[Exercise passage]:
********************

Well, Microsoft is having issues. Software patents are getting more difficult to get, so it is not managing to keep up with patent filings. Financial issues are not helping either. In the coming years we expect IBM to become more and more like a patent troll whose actual products (if not jobs too) sailed away to China.

FFPE-EPO, the EPO Management’s Pet/Yellow Union, Helps Union-Busting (Against SUEPO) in Letter to Notorious Vice-President

Posted in Europe, Patents at 8:24 am by Dr. Roy Schestowitz

Highlighting or reaffirming what they really are and whose interests they represent…

Letter to Željko Topić

Summary: In a letter to Elodie Bergot (as CC) and Željko Topić, who faces many criminal investigations, FFPE-EPO ringleaders reveal their allegiance not to EPO staff but to those who perpetually attack the staff

SUEPO has been quiet for a long time. It is under attack from several directions in multiple EPO sites. That’s what EPO management hopes to achieve: marginsalisation and silencing, fear of even joining, not just leading the staff union.

The union-busting right-hand woman of Battistelli, Bergot, along with his right-hand ‘bulldog’ (who also did this in Croatia) received the letter above. For those who are not familiar with FFPE-EPO, here is a list of articles about them:

  1. In the EPO’s Official Photo Op, “Only One of the Faces is Actually FFPE-EPO”
  2. Further Evidence Suggests and Shows Stronger Evidence That Team Battistelli Uses FFPE-EPO as ‘Yellow Union’ Against SUEPO
  3. “FFPE-EPO Was Set up About 9 Years Ago With Management Encouragement”
  4. Fallout of the FFPE EPO MoU With Battistelli’s Circle
  5. The EPO’s Media Strategy at Work: Union Feuds and Group Fracturing
  6. Caricature of the Day: Recognising FFPE EPO
  7. Union Syndicale Federale Slams FFPE-EPO for Helping Abusive EPO Management by Signing a Malicious, Divisive Document
  8. FFPE-EPO Says MoU With Battistelli Will “Defend Employment Conditions” (Updated)

********************

[Stored entries]:
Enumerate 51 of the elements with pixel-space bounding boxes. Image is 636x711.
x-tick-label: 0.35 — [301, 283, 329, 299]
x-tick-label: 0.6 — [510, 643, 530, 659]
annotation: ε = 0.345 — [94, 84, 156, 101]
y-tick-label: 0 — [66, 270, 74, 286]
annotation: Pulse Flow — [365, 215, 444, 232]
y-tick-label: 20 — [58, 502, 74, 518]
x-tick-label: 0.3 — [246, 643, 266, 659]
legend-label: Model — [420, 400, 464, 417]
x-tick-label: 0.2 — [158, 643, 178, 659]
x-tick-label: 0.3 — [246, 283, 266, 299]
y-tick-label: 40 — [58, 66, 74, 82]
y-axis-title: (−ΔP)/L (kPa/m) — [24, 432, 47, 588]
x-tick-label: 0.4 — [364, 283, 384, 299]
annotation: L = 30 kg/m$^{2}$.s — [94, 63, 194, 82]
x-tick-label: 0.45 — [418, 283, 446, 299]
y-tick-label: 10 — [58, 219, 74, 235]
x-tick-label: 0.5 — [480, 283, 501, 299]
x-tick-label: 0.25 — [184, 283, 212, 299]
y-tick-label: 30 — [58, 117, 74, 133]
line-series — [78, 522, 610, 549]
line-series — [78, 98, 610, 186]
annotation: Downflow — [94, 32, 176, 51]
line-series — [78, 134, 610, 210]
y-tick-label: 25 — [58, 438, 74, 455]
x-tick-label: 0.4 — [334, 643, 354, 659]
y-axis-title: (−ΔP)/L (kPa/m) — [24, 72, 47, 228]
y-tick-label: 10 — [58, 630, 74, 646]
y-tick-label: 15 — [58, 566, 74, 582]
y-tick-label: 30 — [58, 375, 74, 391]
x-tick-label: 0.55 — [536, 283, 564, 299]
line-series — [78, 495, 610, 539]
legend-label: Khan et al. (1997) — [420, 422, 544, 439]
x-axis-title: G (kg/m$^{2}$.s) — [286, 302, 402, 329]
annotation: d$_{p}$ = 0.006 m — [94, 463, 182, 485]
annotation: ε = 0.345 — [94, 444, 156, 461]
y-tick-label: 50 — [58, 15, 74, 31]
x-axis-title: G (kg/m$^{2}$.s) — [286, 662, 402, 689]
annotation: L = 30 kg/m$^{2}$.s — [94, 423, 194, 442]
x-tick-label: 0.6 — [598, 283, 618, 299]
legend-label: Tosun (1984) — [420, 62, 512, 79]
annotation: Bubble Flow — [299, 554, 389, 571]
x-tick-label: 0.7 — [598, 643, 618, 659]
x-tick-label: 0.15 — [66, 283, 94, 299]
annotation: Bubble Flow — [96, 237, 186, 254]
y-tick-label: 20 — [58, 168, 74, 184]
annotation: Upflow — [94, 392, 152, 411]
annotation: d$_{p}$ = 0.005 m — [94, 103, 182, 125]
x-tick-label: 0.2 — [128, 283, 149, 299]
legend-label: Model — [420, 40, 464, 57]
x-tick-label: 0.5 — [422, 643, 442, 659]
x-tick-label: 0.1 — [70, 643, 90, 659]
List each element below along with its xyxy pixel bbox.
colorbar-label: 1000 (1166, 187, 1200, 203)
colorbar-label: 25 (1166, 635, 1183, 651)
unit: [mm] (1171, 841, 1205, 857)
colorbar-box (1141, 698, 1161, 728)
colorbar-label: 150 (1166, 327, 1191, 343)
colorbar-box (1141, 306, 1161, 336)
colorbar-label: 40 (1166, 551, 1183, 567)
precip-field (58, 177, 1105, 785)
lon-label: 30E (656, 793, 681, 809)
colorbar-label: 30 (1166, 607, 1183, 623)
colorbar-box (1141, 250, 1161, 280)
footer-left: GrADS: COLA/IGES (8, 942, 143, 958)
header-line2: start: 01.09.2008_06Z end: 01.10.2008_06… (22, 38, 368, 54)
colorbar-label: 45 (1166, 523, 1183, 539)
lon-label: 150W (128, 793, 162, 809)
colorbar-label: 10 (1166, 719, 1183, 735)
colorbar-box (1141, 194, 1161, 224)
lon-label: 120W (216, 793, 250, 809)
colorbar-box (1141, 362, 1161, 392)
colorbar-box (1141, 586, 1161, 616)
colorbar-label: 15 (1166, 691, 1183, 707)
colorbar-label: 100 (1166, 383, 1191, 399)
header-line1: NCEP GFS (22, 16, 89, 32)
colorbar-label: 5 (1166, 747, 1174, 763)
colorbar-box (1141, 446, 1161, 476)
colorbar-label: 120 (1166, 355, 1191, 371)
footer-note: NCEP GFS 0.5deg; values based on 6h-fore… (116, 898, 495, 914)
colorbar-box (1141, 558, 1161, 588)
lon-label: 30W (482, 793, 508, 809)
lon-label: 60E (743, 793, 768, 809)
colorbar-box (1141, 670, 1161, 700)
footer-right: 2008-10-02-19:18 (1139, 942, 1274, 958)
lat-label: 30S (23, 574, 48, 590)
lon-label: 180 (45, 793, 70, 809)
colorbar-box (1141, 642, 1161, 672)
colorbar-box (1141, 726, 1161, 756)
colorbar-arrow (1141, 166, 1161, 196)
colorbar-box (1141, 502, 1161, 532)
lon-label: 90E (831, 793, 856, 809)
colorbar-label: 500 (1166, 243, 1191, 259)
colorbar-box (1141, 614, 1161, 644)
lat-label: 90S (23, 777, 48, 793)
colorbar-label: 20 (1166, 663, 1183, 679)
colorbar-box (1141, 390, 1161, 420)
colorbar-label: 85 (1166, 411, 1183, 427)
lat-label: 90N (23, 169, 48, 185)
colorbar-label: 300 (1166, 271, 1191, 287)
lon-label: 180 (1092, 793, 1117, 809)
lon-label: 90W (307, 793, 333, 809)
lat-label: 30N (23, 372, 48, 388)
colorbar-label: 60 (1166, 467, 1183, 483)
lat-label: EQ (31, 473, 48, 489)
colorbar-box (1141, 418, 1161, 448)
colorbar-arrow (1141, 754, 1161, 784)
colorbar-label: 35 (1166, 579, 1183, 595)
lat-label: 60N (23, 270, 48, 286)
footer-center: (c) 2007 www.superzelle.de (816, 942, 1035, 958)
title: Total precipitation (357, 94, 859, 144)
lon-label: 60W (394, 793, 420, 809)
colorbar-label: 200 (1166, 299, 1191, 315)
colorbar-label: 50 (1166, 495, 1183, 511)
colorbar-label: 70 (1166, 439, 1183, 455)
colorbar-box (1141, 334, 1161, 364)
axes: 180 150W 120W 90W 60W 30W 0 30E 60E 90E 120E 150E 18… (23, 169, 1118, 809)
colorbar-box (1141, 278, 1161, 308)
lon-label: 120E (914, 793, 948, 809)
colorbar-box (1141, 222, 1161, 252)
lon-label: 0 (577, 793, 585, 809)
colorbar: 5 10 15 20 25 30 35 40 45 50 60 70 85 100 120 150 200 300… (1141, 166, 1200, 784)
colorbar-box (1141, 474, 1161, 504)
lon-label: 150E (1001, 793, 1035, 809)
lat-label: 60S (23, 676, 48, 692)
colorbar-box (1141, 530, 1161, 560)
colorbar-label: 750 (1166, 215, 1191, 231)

********************

[Set of tasks]:
1. List every person named in the post about FFPE-EPO.
2. Continue the post about FFPE-EPO from the point where it stops.
None of the items are needed for this work.

[Responses by item number]:
1. Željko Topić, Elodie Bergot, Battistelli, Dr. Roy Schestowitz

2.
  9. Their Masters’ Voice (Who Block Techrights): FFPE-EPO Openly Discourages Members From Reading Techrights
  10. Letter Says EPO MoU “Raises Questions About FFPE’s Credibility as a Federation of Genuine Staff Unions”
  11. On Day of Strike FFPE-EPO Reaffirms Status as Yellow (Fake/Management-Leaning) Union, Receives ‘Gifts’
  12. Needed Urgently: Information About the Secret Meeting of Board 28 and Battistelli’s Yellow Union, FFPE-EPO
  13. In Battistelli’s Mini Union (Minion) It Takes Less Than 10 Votes to ‘Win’ an Election
  14. FFPE-EPO Going Ad Hominem Against FICSA, Brings Nationality Into It
  15. High on EPO: Battistelli’s ‘Social Conference’ Nonsense is Intended to Help Suppress Debate About His Abuses Against Staff and Union-Busting Activities
  16. Leaked Letter Reveals How Battistelli Still Exploits FFPE-EPO (Yellow Union) to Attack the Real EPO Union, SUEPO
  17. FFPE-EPO is a Zombie (if Not Dead) Yellow Union Whose Only de Facto Purpose Has Been Attacking the EPO’s Staff Union

“This bunch of FFPE clowns,” said our source, “can only produce a letter thanks to SUEPO work and expertise! P-A-T-H-E-T-I-C…

“They must hope to soon get promotions in exchange of serving the soup to their Masters at such low undignified level.”

As we mentioned about a week ago (more information about this is yet to come), VP4 has just had corruption indictments brought against him in the EU Court in Strasbourg. There are additional 6 criminal investigations against Željko Topić in Croatia.

The EPO is still rather quiet (so far this year) as people slowly return from holiday. In 2016, however, based on this new WIPR survey, EPO scandals were a hot topic. To quote:

Around one-quarter of readers also thought that the European Patent Office’s industrial disputes will play a role in 2017.

“It is amazing that the EPO industrial dispute isn’t getting more coverage,” said one reader.

The reader added that they expected “a disgruntled patentee or opponent to petition one or more national courts to ignore a decision of an EPO board of appeal on the basis that all decisions of the boards lack independence and are unenforceable”.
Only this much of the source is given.